= Required work =
Output every line of the material exactly, omitting images.

= Data =
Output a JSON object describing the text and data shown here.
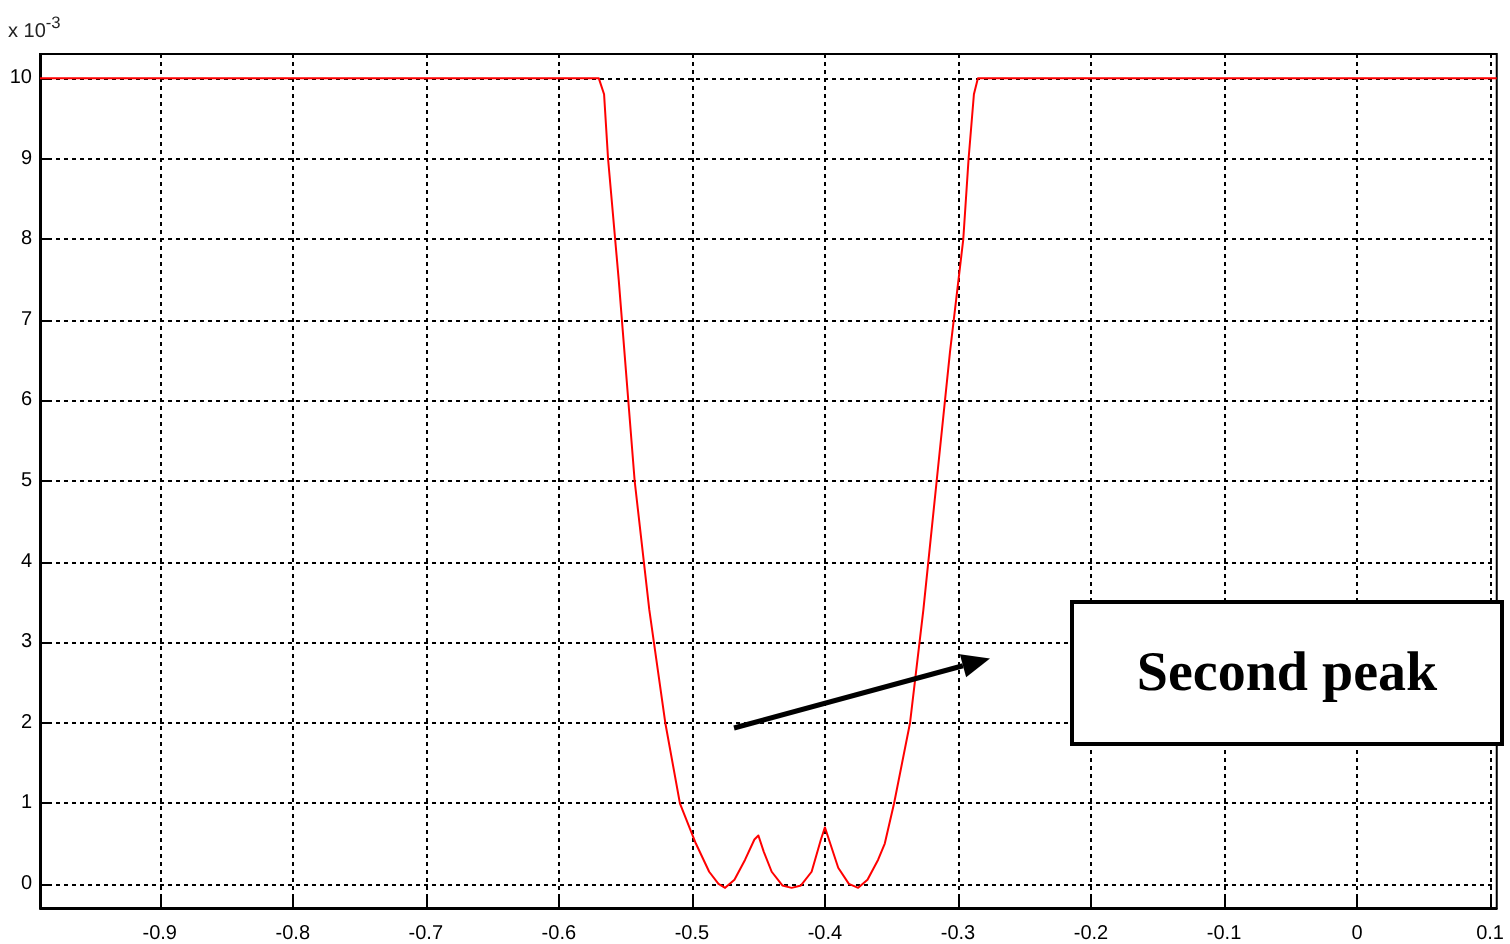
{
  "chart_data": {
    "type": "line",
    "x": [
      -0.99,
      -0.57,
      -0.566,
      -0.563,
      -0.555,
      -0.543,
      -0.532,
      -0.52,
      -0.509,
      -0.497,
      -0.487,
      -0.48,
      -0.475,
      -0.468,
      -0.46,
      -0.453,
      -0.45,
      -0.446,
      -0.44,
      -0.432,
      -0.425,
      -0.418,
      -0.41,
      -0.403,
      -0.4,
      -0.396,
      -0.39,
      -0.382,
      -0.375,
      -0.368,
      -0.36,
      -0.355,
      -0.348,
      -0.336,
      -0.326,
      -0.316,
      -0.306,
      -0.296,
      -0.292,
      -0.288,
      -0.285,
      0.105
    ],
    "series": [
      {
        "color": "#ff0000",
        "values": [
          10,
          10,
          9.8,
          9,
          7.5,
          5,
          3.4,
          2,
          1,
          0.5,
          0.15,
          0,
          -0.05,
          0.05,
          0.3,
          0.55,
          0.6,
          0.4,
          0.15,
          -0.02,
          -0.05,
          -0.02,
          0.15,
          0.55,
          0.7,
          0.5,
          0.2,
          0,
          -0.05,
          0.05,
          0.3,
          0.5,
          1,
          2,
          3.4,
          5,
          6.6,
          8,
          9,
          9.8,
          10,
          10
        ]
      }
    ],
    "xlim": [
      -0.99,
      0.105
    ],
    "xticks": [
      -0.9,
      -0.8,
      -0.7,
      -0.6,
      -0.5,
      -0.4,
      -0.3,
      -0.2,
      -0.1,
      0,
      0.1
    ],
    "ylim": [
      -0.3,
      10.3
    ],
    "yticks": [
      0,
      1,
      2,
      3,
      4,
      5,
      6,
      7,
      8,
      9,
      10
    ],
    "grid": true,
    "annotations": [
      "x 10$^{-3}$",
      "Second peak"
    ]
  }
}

= Written response =
Output a JSON object describing the text and data shown here.
{
  "chart_data": {
    "type": "line",
    "x": [
      -0.99,
      -0.57,
      -0.566,
      -0.563,
      -0.555,
      -0.543,
      -0.532,
      -0.52,
      -0.509,
      -0.497,
      -0.487,
      -0.48,
      -0.475,
      -0.468,
      -0.46,
      -0.453,
      -0.45,
      -0.446,
      -0.44,
      -0.432,
      -0.425,
      -0.418,
      -0.41,
      -0.403,
      -0.4,
      -0.396,
      -0.39,
      -0.382,
      -0.375,
      -0.368,
      -0.36,
      -0.355,
      -0.348,
      -0.336,
      -0.326,
      -0.316,
      -0.306,
      -0.296,
      -0.292,
      -0.288,
      -0.285,
      0.105
    ],
    "series": [
      {
        "color": "#ff0000",
        "values": [
          10,
          10,
          9.8,
          9,
          7.5,
          5,
          3.4,
          2,
          1,
          0.5,
          0.15,
          0,
          -0.05,
          0.05,
          0.3,
          0.55,
          0.6,
          0.4,
          0.15,
          -0.02,
          -0.05,
          -0.02,
          0.15,
          0.55,
          0.7,
          0.5,
          0.2,
          0,
          -0.05,
          0.05,
          0.3,
          0.5,
          1,
          2,
          3.4,
          5,
          6.6,
          8,
          9,
          9.8,
          10,
          10
        ]
      }
    ],
    "xlim": [
      -0.99,
      0.105
    ],
    "xticks": [
      -0.9,
      -0.8,
      -0.7,
      -0.6,
      -0.5,
      -0.4,
      -0.3,
      -0.2,
      -0.1,
      0,
      0.1
    ],
    "ylim": [
      -0.3,
      10.3
    ],
    "yticks": [
      0,
      1,
      2,
      3,
      4,
      5,
      6,
      7,
      8,
      9,
      10
    ],
    "grid": true,
    "annotations": [
      "x 10$^{-3}$",
      "Second peak"
    ]
  }
}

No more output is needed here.